**PROBLEM STATEMENT:**
Of the lines in these entries, how many contain the string "Fishing"? Give the number and nothing else.

**RECORD EXCERPTS:**
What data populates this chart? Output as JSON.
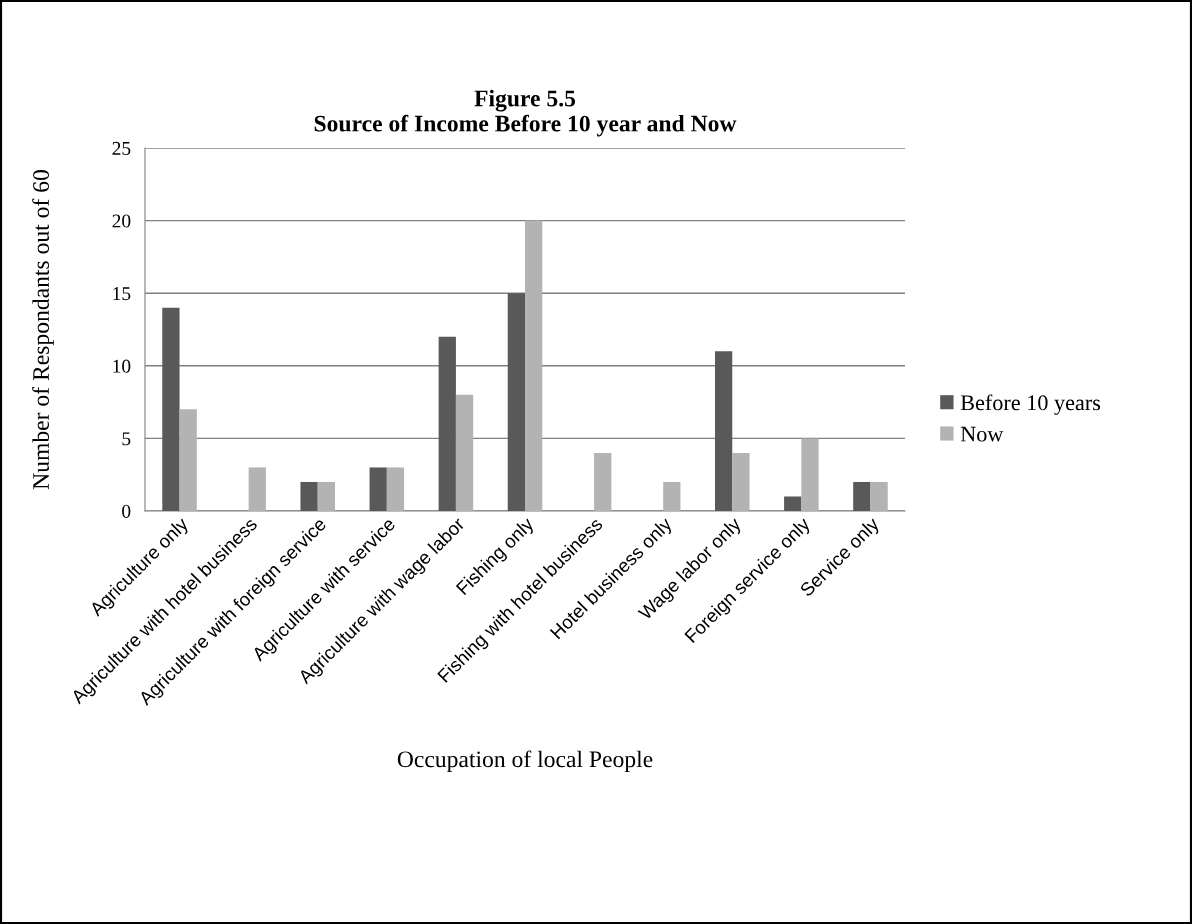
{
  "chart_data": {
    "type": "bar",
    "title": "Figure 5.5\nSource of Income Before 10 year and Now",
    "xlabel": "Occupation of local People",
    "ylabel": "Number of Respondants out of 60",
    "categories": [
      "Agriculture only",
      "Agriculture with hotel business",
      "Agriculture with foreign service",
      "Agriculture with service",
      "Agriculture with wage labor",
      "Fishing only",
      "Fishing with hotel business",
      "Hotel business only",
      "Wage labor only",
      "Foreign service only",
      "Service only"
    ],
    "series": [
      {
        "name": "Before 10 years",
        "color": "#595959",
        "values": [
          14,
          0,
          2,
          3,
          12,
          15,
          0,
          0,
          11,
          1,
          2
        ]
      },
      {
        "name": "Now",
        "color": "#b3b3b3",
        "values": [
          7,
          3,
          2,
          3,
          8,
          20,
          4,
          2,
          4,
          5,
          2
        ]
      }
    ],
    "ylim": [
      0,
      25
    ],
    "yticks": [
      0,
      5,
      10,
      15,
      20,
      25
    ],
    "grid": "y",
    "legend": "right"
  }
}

---

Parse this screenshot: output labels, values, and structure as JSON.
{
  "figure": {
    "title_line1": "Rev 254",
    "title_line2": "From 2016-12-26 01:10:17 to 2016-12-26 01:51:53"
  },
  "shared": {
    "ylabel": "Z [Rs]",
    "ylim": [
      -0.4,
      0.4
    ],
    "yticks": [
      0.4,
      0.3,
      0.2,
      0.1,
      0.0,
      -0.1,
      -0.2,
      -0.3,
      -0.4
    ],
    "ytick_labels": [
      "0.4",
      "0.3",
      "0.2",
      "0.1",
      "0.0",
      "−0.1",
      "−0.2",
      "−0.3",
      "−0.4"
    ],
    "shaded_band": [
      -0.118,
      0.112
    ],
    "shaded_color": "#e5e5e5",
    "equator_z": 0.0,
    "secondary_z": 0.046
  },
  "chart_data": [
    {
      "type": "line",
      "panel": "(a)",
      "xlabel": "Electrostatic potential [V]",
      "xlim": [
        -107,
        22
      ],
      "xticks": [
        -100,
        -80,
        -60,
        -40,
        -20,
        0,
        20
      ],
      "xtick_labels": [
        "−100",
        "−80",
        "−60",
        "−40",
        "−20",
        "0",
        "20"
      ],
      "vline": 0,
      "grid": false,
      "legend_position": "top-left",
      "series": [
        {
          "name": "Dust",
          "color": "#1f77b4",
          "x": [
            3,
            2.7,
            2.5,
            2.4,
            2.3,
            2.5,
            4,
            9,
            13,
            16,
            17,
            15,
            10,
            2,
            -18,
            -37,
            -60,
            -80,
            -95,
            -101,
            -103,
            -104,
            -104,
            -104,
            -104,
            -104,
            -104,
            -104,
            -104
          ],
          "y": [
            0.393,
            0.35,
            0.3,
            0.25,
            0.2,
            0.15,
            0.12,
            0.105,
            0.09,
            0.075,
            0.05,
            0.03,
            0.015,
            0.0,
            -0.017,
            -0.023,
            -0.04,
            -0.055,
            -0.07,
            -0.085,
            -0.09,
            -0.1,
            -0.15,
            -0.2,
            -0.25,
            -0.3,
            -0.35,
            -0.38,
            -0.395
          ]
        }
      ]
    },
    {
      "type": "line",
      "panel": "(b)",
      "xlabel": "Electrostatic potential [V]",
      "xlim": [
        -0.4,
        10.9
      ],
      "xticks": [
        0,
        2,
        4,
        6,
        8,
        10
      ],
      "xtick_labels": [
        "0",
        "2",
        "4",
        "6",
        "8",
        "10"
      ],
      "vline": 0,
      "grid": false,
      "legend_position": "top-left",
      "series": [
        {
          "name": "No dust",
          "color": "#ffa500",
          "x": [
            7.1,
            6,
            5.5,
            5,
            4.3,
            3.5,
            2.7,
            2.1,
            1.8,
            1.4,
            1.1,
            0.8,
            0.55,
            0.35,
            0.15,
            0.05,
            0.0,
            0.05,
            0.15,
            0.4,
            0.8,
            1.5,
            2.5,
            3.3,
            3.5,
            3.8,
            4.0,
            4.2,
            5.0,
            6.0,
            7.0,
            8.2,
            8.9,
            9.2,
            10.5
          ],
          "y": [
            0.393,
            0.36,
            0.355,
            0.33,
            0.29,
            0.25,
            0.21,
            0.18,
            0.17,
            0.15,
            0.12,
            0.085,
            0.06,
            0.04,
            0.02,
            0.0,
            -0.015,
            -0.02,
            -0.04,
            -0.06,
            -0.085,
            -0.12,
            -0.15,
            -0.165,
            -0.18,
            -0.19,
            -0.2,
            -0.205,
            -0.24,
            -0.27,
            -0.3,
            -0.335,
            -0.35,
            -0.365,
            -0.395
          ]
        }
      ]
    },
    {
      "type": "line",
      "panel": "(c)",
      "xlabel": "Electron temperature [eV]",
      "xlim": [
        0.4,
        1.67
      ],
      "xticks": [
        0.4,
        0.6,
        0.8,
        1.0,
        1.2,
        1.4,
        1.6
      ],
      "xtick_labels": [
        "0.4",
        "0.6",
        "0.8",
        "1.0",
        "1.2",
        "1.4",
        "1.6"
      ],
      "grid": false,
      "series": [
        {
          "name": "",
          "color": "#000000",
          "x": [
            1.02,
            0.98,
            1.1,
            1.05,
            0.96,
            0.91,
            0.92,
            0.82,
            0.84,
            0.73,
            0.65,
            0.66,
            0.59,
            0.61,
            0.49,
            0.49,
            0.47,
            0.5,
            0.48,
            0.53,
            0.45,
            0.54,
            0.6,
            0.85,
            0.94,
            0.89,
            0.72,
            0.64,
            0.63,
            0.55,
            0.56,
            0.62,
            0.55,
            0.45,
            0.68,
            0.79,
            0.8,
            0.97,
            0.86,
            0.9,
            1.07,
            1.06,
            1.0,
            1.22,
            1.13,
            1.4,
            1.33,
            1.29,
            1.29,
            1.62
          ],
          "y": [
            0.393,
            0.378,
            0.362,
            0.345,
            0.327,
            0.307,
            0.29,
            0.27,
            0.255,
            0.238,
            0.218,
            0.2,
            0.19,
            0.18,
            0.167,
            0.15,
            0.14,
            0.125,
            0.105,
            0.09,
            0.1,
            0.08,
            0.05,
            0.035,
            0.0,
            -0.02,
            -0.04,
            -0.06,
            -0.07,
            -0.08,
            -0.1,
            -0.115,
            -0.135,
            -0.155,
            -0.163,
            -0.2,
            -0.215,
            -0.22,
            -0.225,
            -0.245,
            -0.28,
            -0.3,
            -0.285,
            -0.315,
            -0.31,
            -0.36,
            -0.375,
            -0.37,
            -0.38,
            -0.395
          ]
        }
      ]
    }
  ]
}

* * *

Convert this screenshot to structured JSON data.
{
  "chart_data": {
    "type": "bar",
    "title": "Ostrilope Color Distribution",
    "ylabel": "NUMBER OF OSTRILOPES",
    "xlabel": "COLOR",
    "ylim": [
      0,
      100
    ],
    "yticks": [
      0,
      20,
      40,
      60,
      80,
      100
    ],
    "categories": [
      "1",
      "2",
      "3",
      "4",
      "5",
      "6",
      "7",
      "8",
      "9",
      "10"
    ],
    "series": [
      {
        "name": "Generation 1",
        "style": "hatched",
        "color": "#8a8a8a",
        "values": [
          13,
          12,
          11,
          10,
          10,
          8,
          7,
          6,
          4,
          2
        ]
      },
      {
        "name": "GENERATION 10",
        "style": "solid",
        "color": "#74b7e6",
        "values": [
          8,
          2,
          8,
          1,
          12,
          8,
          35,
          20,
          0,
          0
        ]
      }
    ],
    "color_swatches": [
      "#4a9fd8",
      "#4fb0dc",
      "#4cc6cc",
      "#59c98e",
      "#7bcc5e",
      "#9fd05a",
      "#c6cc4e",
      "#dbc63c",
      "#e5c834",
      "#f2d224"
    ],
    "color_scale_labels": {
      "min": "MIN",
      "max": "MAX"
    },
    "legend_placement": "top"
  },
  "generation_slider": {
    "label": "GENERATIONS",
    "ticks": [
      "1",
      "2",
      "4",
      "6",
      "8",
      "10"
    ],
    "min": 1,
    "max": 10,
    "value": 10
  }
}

**REPLY:**
2